— START PAGE —

Why We Don’t Let Migrant Workers Drive

From the Gulf to Southeast Asia, blocking low-wage laborers from getting a driver's license isn't a paperwork oversight—it’s a deliberate policy to keep them captive.

|4 min
Most construction workers, cleaners, and displaced people aren't looking to buy massive SUVs that clog up city roads. They just need a basic motorbike or a scooter to get to their shifts. A motorcycle takes up almost no space. Yet, from the wealthy cities of the Gulf to the busy streets of Southeast Asia, the very people who physically build these places are systematically blocked from simply getting around them safely.
You won't usually find a law that outright bans low-wage laborers from driving. Instead, the exclusion is quietly baked into the paperwork. Through a tangle of visa regulations and transit policies, it becomes virtually impossible for migrant workers to legally buy a vehicle, get a license, or just commute to work without the constant fear of being pulled over.

— END PAGE —
— START ROWS —

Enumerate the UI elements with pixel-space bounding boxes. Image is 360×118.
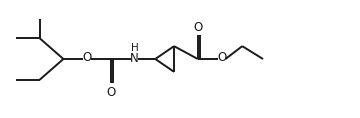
Text: O: O: [193, 21, 202, 34]
Text: O: O: [82, 51, 92, 63]
Text: O: O: [217, 51, 226, 63]
Text: H: H: [131, 43, 138, 53]
Text: O: O: [106, 86, 116, 99]
Text: N: N: [130, 53, 139, 65]
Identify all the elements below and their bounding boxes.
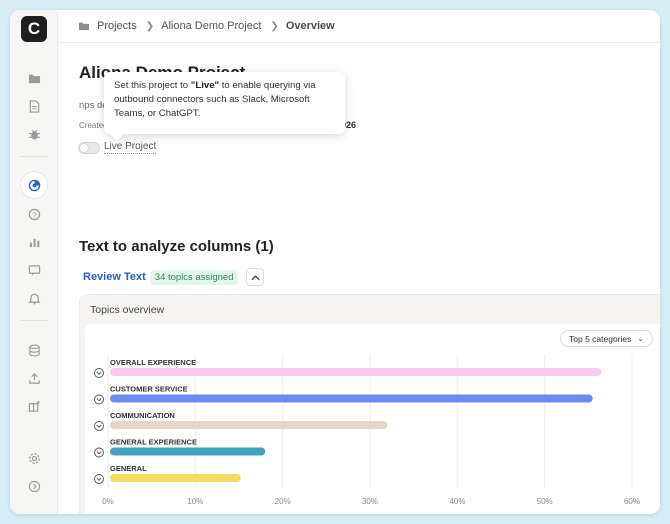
collapse-button[interactable] bbox=[246, 268, 264, 286]
panel-title: Topics overview bbox=[90, 304, 164, 316]
expand-row-icon[interactable] bbox=[95, 395, 104, 404]
breadcrumb-project[interactable]: Aliona Demo Project bbox=[161, 20, 261, 32]
main-content: Aliona Demo Project nps de Created 026 L… bbox=[58, 44, 660, 514]
chevron-down-icon: ⌄ bbox=[637, 334, 644, 343]
topics-bar-chart: 0% 10% 20% 30% 40% 50% 60% OVERALL EXPERIENCE CU… bbox=[85, 324, 660, 514]
bug-icon[interactable] bbox=[24, 124, 44, 144]
breadcrumb: Projects ❯ Aliona Demo Project ❯ Overvie… bbox=[58, 10, 660, 43]
bar-chart-icon[interactable] bbox=[24, 232, 44, 252]
app-window: C ? bbox=[10, 10, 660, 514]
category-label: COMMUNICATION bbox=[110, 411, 175, 420]
app-logo[interactable]: C bbox=[21, 16, 47, 42]
live-project-toggle[interactable] bbox=[78, 142, 100, 154]
bar bbox=[110, 474, 241, 482]
x-tick-label: 50% bbox=[537, 497, 553, 506]
topics-badge: 34 topics assigned bbox=[150, 270, 239, 285]
bar bbox=[110, 368, 601, 376]
chevron-right-icon: ❯ bbox=[146, 21, 154, 32]
breadcrumb-current: Overview bbox=[286, 20, 335, 32]
sidebar-divider bbox=[20, 320, 48, 321]
x-tick-label: 60% bbox=[624, 497, 640, 506]
bell-icon[interactable] bbox=[24, 288, 44, 308]
toggle-knob bbox=[80, 144, 88, 152]
chevron-up-icon bbox=[251, 274, 260, 281]
category-label: CUSTOMER SERVICE bbox=[110, 385, 188, 394]
folder-icon bbox=[78, 21, 90, 31]
category-label: GENERAL EXPERIENCE bbox=[110, 438, 197, 447]
x-tick-label: 40% bbox=[449, 497, 465, 506]
sidebar-divider bbox=[20, 156, 48, 157]
sidebar: C ? bbox=[10, 10, 58, 514]
integrations-icon[interactable] bbox=[24, 396, 44, 416]
expand-icon[interactable] bbox=[24, 476, 44, 496]
folder-icon[interactable] bbox=[24, 68, 44, 88]
help-icon[interactable]: ? bbox=[24, 204, 44, 224]
category-filter-value: Top 5 categories bbox=[569, 334, 631, 344]
chevron-right-icon: ❯ bbox=[270, 21, 278, 32]
x-tick-label: 30% bbox=[362, 497, 378, 506]
x-tick-label: 20% bbox=[275, 497, 291, 506]
insights-icon[interactable] bbox=[20, 171, 48, 199]
bar bbox=[110, 395, 593, 403]
tooltip-arrow bbox=[110, 127, 124, 141]
section-title: Text to analyze columns (1) bbox=[79, 238, 274, 255]
tooltip-text-bold: "Live" bbox=[191, 80, 219, 91]
expand-row-icon[interactable] bbox=[95, 448, 104, 457]
x-tick-label: 10% bbox=[187, 497, 203, 506]
x-tick-label: 0% bbox=[102, 497, 114, 506]
column-row: Review Text 34 topics assigned bbox=[83, 268, 264, 286]
breadcrumb-projects[interactable]: Projects bbox=[97, 20, 137, 32]
message-icon[interactable] bbox=[24, 260, 44, 280]
svg-text:?: ? bbox=[32, 210, 36, 219]
expand-row-icon[interactable] bbox=[95, 422, 104, 431]
category-label: GENERAL bbox=[110, 464, 147, 473]
review-text-link[interactable]: Review Text bbox=[83, 271, 146, 283]
document-icon[interactable] bbox=[24, 96, 44, 116]
bar bbox=[110, 448, 265, 456]
expand-row-icon[interactable] bbox=[95, 475, 104, 484]
chart-card: 0% 10% 20% 30% 40% 50% 60% OVERALL EXPERIENCE CU… bbox=[85, 324, 660, 514]
category-filter-select[interactable]: Top 5 categories ⌄ bbox=[560, 330, 653, 347]
live-project-label[interactable]: Live Project bbox=[104, 141, 156, 154]
settings-icon[interactable] bbox=[24, 448, 44, 468]
live-tooltip: Set this project to "Live" to enable que… bbox=[104, 72, 345, 134]
upload-icon[interactable] bbox=[24, 368, 44, 388]
bar bbox=[110, 421, 387, 429]
tooltip-text-before: Set this project to bbox=[114, 80, 191, 91]
topics-panel: Topics overview 0% 10% 20% 30% 40% 50% 60% OVER… bbox=[79, 294, 660, 514]
category-label: OVERALL EXPERIENCE bbox=[110, 358, 196, 367]
database-icon[interactable] bbox=[24, 340, 44, 360]
expand-row-icon[interactable] bbox=[95, 369, 104, 378]
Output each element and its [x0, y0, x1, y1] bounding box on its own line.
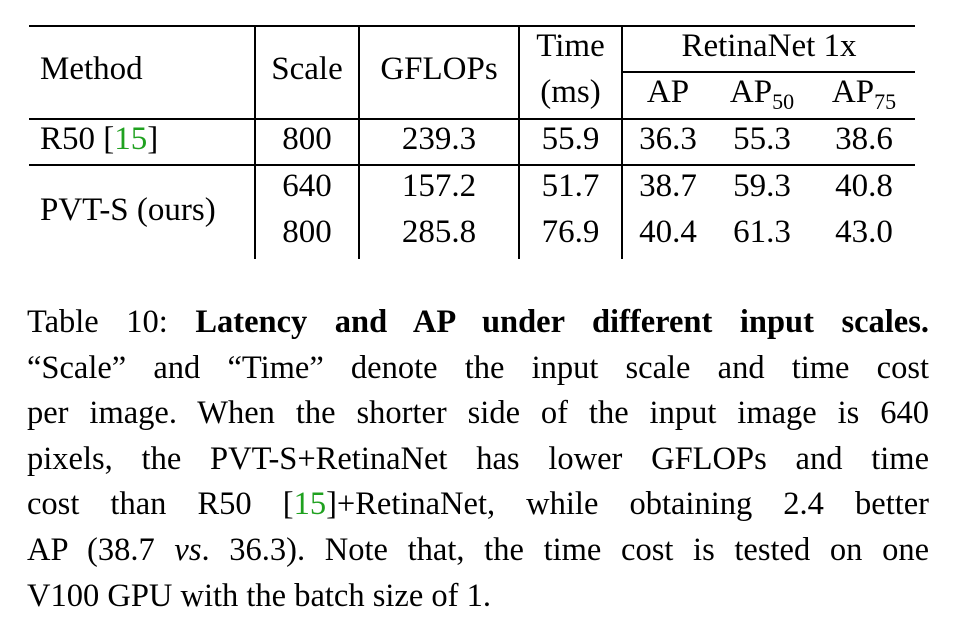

— END ROWS —

* WRITTEN INSTRUCTION 1 *
Rewrite the paragraph beginning "You won't usually find a law" from the article on migrant workers and driving in no more than two sentences, keeping its main facts.
* WRITTEN INSTRUCTION 2 *
The article on migrant workers and driving lists things that visa regulations and transit policies make virtually impossible for migrant workers. Give every one of them.

* CORRECT RESPONSE 1 *
Few laws directly ban low-wage laborers from driving; the exclusion is built into paperwork instead. Tangled visa rules and transit policies make it nearly impossible for migrant workers to legally buy a vehicle, get a license, or commute without fearing being pulled over.

* CORRECT RESPONSE 2 *
- Legally buying a vehicle
- Getting a license
- Commuting to work without the constant fear of being pulled over